## [DIRECTIVE]
Locate every line in the material below that has the word "Create". Copy each of those lines.

Records
* Start *
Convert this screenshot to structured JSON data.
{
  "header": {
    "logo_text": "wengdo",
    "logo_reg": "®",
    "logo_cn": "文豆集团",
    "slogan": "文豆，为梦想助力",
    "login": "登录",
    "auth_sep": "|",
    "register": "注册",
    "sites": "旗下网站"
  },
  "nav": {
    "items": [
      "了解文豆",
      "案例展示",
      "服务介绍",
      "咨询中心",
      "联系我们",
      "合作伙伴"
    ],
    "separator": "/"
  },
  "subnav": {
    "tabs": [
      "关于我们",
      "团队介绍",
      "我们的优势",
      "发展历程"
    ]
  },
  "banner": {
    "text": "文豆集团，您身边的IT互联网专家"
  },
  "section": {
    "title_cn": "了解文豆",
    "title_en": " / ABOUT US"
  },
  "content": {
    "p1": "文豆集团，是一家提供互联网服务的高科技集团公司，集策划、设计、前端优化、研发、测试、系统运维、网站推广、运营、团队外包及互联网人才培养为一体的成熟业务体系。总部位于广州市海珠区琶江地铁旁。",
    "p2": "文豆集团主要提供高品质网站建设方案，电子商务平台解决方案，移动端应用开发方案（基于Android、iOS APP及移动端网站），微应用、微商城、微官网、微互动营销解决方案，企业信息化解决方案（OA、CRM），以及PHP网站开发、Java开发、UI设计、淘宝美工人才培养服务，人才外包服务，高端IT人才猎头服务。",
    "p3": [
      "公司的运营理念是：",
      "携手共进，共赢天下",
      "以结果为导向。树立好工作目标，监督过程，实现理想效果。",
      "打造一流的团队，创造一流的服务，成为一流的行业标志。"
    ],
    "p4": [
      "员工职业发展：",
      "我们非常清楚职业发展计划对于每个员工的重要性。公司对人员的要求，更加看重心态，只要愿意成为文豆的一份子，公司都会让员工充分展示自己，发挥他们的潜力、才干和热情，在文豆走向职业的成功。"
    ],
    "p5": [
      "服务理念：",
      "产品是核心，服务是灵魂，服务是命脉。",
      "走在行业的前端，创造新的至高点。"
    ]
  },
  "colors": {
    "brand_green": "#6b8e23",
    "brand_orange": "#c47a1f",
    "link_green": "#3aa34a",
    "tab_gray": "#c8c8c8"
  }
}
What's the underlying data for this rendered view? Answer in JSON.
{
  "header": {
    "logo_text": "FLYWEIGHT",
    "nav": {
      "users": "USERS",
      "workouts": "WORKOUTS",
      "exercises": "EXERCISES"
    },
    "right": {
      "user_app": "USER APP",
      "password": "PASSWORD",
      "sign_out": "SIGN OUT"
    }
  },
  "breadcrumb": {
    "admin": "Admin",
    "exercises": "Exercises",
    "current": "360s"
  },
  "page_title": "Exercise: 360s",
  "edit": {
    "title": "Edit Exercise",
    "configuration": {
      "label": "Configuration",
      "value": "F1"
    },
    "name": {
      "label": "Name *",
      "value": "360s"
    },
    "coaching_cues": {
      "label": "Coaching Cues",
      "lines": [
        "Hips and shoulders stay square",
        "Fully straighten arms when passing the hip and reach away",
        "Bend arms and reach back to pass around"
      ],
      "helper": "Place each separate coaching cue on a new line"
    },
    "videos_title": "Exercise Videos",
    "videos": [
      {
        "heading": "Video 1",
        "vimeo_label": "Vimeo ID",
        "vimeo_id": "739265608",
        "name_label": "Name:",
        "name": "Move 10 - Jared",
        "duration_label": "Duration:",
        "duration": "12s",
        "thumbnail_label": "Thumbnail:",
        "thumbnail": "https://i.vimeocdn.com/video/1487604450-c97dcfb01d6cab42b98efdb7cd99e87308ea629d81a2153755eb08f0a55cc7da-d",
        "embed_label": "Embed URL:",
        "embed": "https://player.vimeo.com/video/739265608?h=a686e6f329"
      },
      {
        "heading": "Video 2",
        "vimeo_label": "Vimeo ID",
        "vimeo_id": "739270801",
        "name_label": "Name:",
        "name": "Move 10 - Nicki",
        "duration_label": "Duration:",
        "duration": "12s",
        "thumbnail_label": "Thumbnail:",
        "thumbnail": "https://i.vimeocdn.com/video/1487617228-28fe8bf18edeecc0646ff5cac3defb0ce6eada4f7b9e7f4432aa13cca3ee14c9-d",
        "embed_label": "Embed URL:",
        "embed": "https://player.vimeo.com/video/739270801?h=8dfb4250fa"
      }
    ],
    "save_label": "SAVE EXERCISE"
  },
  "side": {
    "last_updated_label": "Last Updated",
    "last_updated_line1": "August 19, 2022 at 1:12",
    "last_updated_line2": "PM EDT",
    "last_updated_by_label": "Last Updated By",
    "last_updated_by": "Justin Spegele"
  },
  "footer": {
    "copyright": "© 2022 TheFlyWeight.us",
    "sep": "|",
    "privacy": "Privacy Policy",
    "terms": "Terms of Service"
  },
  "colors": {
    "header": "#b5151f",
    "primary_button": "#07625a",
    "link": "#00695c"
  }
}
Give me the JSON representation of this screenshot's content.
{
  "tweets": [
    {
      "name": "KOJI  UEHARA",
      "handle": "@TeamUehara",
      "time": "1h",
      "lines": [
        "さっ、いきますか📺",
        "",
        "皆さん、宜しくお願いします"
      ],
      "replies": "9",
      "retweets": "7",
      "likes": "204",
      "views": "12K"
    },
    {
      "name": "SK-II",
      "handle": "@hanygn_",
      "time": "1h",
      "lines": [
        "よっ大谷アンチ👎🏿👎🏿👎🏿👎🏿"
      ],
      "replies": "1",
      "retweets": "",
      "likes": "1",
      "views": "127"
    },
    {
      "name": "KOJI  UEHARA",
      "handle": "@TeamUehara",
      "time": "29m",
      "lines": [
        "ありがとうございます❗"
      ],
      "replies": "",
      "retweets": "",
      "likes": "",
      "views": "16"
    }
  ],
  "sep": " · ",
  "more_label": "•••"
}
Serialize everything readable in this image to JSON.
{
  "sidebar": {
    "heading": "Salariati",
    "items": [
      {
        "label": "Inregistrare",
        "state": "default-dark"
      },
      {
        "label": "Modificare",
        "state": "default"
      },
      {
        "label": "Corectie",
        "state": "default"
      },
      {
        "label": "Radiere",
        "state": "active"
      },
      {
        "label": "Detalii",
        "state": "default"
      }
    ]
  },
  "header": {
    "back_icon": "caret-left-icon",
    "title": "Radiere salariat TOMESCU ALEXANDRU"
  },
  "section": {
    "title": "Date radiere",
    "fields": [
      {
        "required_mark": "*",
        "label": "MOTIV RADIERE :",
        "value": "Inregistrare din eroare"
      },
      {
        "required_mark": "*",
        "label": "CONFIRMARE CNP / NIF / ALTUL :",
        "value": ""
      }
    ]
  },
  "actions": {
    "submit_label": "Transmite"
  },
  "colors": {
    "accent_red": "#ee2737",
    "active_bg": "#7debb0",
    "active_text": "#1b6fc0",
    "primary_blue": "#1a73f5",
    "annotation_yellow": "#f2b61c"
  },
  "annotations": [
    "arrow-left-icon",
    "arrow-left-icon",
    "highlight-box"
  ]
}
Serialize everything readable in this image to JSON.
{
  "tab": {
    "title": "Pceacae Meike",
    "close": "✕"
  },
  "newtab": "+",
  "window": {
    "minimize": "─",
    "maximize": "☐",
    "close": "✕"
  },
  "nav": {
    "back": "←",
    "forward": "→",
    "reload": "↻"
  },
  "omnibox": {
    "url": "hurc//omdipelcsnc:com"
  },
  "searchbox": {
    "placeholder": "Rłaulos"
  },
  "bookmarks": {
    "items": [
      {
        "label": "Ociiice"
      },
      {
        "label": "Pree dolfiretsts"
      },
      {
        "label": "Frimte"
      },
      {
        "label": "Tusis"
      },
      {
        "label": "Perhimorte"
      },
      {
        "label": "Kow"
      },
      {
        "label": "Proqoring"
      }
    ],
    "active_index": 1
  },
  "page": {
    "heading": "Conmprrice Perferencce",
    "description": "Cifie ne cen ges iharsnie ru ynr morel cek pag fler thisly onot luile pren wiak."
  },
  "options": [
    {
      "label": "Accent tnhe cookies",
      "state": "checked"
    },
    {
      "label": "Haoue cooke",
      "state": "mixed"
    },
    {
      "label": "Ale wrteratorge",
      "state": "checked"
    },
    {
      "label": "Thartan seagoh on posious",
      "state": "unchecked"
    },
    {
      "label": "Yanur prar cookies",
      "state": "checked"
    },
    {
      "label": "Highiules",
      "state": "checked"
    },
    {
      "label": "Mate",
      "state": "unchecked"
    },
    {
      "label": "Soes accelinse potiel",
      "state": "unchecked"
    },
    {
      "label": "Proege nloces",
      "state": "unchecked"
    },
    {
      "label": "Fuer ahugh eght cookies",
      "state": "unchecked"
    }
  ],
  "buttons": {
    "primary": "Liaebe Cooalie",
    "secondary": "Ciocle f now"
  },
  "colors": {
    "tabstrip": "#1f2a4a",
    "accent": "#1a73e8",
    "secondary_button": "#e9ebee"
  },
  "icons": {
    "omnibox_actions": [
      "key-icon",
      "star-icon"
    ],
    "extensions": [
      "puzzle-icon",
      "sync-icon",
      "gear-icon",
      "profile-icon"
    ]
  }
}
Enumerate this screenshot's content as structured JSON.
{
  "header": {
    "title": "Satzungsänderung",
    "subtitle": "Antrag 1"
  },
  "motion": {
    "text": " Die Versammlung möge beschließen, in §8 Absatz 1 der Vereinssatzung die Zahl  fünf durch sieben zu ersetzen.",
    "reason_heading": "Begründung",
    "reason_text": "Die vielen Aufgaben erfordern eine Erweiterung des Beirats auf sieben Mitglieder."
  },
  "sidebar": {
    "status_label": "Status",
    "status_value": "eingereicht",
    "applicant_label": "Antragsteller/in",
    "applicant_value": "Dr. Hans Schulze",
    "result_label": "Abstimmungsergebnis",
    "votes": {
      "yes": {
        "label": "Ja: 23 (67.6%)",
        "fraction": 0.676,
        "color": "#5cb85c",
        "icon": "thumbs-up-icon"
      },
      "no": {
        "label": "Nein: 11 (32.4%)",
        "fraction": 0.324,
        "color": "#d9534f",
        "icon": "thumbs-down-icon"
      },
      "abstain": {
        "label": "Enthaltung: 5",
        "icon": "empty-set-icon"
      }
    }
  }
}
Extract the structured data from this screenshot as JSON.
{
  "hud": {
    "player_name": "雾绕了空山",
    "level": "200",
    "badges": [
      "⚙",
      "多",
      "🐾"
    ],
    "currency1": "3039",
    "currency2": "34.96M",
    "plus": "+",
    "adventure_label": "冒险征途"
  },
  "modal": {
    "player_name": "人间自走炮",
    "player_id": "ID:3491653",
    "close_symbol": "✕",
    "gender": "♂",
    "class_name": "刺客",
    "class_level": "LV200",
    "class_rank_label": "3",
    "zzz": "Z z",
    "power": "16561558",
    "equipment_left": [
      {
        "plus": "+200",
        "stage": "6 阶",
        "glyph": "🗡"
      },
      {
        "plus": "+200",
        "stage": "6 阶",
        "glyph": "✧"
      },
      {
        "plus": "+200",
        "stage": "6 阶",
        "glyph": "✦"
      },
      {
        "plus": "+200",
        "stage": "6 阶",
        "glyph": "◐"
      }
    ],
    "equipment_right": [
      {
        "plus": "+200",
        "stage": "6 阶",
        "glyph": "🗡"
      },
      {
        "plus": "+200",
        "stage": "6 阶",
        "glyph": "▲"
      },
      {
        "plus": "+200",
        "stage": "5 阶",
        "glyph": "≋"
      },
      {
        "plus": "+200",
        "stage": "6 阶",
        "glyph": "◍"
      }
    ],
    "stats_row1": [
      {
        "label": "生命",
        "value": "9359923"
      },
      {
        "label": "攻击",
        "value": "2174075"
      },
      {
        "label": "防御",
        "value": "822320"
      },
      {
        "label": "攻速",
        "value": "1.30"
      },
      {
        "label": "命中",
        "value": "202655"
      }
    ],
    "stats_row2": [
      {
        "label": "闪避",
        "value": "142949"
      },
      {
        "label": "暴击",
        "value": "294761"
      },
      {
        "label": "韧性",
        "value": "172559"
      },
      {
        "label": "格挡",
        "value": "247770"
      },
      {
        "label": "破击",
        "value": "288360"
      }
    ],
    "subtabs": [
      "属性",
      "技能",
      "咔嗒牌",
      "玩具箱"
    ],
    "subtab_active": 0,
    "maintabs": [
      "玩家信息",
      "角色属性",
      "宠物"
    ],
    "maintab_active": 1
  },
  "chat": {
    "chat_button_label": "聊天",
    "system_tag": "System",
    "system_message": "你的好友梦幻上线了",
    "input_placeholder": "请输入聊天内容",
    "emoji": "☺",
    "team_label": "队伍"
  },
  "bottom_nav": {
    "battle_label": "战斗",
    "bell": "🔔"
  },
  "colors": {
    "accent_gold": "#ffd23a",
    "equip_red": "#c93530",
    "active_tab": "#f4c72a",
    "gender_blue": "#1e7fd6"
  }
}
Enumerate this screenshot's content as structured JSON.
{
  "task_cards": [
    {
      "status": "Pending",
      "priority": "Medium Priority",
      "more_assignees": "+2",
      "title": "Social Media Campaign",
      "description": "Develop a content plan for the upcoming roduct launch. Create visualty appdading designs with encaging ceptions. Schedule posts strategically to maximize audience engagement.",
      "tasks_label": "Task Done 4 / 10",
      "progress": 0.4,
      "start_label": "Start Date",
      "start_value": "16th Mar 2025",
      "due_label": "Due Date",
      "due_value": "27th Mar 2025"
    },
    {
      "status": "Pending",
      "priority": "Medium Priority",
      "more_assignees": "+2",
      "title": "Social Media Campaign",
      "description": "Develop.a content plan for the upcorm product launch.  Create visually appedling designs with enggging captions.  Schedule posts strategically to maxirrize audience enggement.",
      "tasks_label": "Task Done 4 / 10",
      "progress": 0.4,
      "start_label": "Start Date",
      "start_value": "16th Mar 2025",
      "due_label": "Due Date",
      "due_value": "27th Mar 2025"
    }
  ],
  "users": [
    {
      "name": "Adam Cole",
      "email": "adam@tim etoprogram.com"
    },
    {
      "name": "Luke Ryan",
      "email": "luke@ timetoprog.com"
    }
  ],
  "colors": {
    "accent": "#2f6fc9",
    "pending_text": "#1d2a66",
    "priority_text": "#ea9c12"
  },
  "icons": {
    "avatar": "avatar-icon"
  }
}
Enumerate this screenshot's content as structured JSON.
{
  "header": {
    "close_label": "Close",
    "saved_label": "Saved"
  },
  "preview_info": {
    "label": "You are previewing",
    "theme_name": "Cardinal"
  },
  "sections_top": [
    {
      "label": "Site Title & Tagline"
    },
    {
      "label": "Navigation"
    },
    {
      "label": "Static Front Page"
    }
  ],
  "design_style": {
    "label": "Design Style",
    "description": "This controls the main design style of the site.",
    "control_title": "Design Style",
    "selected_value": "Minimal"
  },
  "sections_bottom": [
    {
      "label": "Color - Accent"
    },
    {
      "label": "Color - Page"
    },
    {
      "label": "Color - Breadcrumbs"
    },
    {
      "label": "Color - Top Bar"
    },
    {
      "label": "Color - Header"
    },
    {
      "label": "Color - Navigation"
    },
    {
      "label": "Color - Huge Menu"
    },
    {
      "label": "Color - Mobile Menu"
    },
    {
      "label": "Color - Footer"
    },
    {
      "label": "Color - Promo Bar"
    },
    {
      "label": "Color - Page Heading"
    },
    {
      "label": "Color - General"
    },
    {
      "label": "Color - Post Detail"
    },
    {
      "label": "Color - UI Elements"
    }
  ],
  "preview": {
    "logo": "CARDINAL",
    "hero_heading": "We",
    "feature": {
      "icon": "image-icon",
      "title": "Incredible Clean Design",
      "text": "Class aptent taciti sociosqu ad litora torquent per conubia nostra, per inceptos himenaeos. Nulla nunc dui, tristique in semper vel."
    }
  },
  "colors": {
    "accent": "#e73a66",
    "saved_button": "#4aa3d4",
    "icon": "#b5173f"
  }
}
* End *
## [EXERCISE RESULT]
      "description": "Develop a content plan for the upcoming roduct launch. Create visualty appdading designs with encaging ceptions. Schedule posts strategically to maximize audience engagement.",
      "description": "Develop.a content plan for the upcorm product launch.  Create visually appedling designs with enggging captions.  Schedule posts strategically to maxirrize audience enggement.",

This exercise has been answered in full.